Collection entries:
──────

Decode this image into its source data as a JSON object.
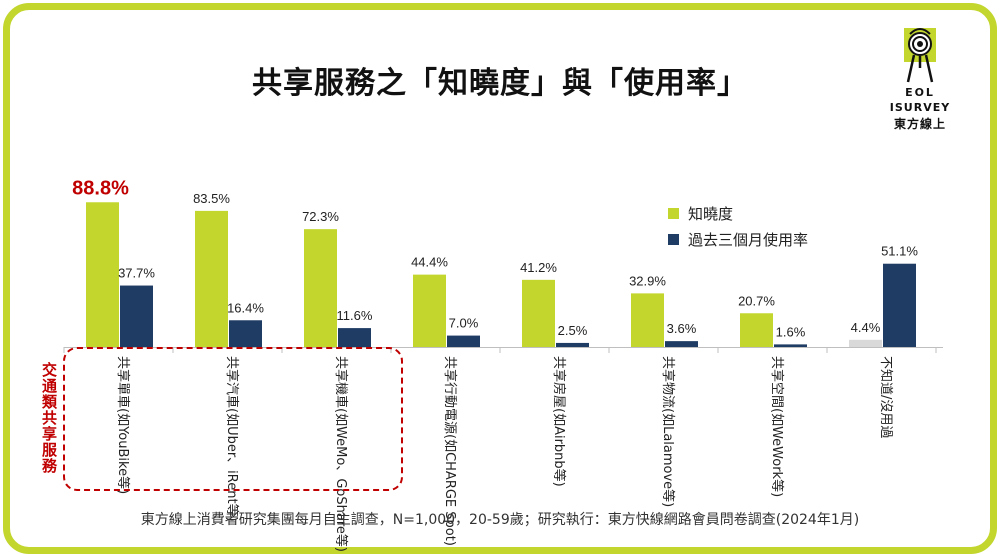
{
  "title": "共享服務之「知曉度」與「使用率」",
  "logo": {
    "line1": "EOL",
    "line2": "ISURVEY",
    "line3": "東方線上"
  },
  "side_label": "交通類共享服務",
  "footnote": "東方線上消費者研究集團每月自主調查，N=1,000，20-59歲；研究執行：東方快線網路會員問卷調查(2024年1月)",
  "colors": {
    "awareness": "#c2d62e",
    "usage": "#1f3c64",
    "unknown": "#d9d9d9",
    "highlight": "#c00000",
    "frame": "#c2d62e"
  },
  "chart_data": {
    "type": "bar",
    "title": "共享服務之「知曉度」與「使用率」",
    "categories": [
      "共享單車(如YouBike等)",
      "共享汽車(如Uber、iRent等)",
      "共享機車(如WeMo、GoShare等)",
      "共享行動電源(如CHARGE Spot)",
      "共享房屋(如Airbnb等)",
      "共享物流(如Lalamove等)",
      "共享空間(如WeWork等)",
      "不知道/沒用過"
    ],
    "series": [
      {
        "name": "知曉度",
        "values": [
          88.8,
          83.5,
          72.3,
          44.4,
          41.2,
          32.9,
          20.7,
          4.4
        ]
      },
      {
        "name": "過去三個月使用率",
        "values": [
          37.7,
          16.4,
          11.6,
          7.0,
          2.5,
          3.6,
          1.6,
          51.1
        ]
      }
    ],
    "labels": {
      "awareness": [
        "88.8%",
        "83.5%",
        "72.3%",
        "44.4%",
        "41.2%",
        "32.9%",
        "20.7%",
        "4.4%"
      ],
      "usage": [
        "37.7%",
        "16.4%",
        "11.6%",
        "7.0%",
        "2.5%",
        "3.6%",
        "1.6%",
        "51.1%"
      ]
    },
    "ylim": [
      0,
      100
    ],
    "legend_position": "right",
    "grid": false
  }
}
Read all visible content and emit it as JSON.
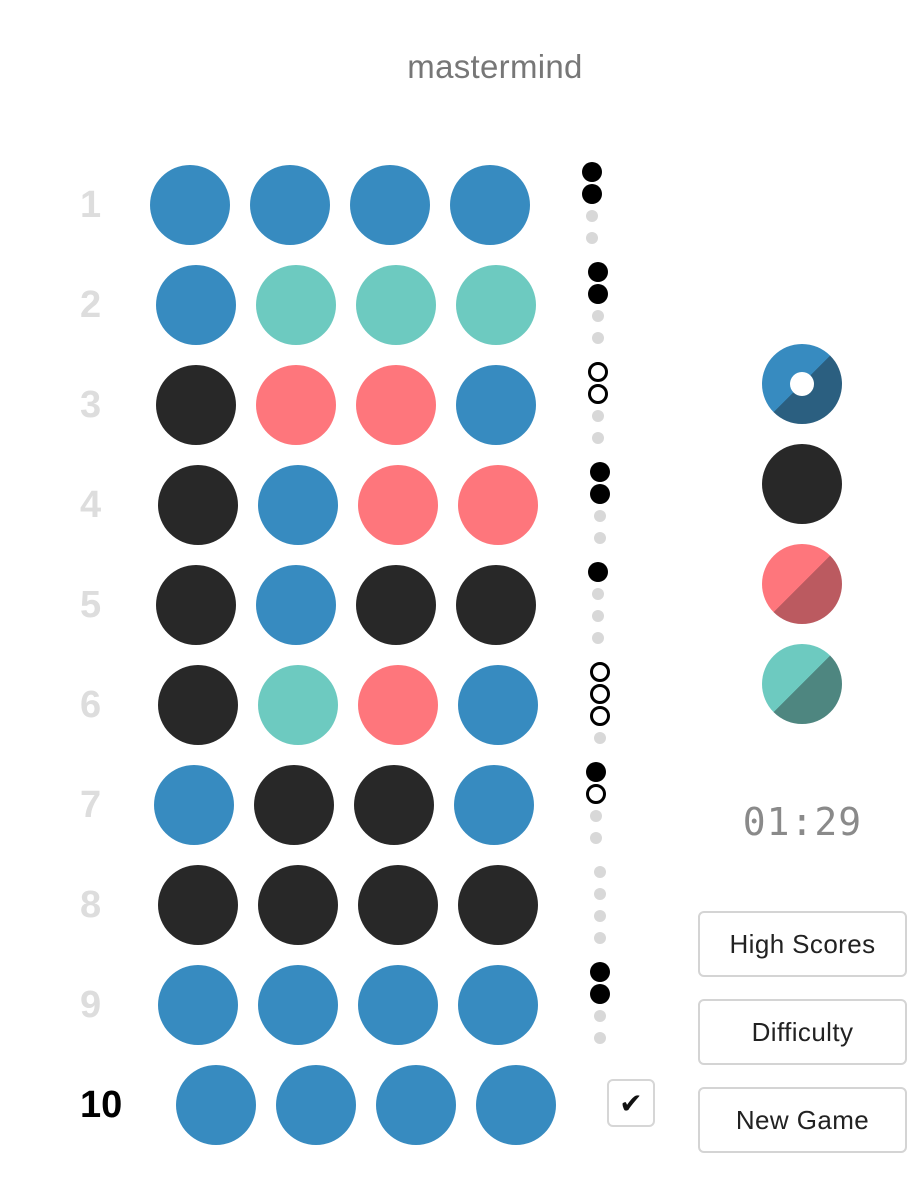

──────

_AIM OF THE TASK_
Your task is an exact transcription of all the data, minus the pictures.

_IN RESPONSE_
Decode this image into its source data as a JSON object.
{
  "title": "共享服務之「知曉度」與「使用率」",
  "logo": {
    "line1": "EOL",
    "line2": "ISURVEY",
    "line3": "東方線上"
  },
  "side_label": "交通類共享服務",
  "footnote": "東方線上消費者研究集團每月自主調查，N=1,000，20-59歲；研究執行：東方快線網路會員問卷調查(2024年1月)",
  "colors": {
    "awareness": "#c2d62e",
    "usage": "#1f3c64",
    "unknown": "#d9d9d9",
    "highlight": "#c00000",
    "frame": "#c2d62e"
  },
  "chart_data": {
    "type": "bar",
    "title": "共享服務之「知曉度」與「使用率」",
    "categories": [
      "共享單車(如YouBike等)",
      "共享汽車(如Uber、iRent等)",
      "共享機車(如WeMo、GoShare等)",
      "共享行動電源(如CHARGE Spot)",
      "共享房屋(如Airbnb等)",
      "共享物流(如Lalamove等)",
      "共享空間(如WeWork等)",
      "不知道/沒用過"
    ],
    "series": [
      {
        "name": "知曉度",
        "values": [
          88.8,
          83.5,
          72.3,
          44.4,
          41.2,
          32.9,
          20.7,
          4.4
        ]
      },
      {
        "name": "過去三個月使用率",
        "values": [
          37.7,
          16.4,
          11.6,
          7.0,
          2.5,
          3.6,
          1.6,
          51.1
        ]
      }
    ],
    "labels": {
      "awareness": [
        "88.8%",
        "83.5%",
        "72.3%",
        "44.4%",
        "41.2%",
        "32.9%",
        "20.7%",
        "4.4%"
      ],
      "usage": [
        "37.7%",
        "16.4%",
        "11.6%",
        "7.0%",
        "2.5%",
        "3.6%",
        "1.6%",
        "51.1%"
      ]
    },
    "ylim": [
      0,
      100
    ],
    "legend_position": "right",
    "grid": false
  }
}
Read all visible content and emit it as JSON.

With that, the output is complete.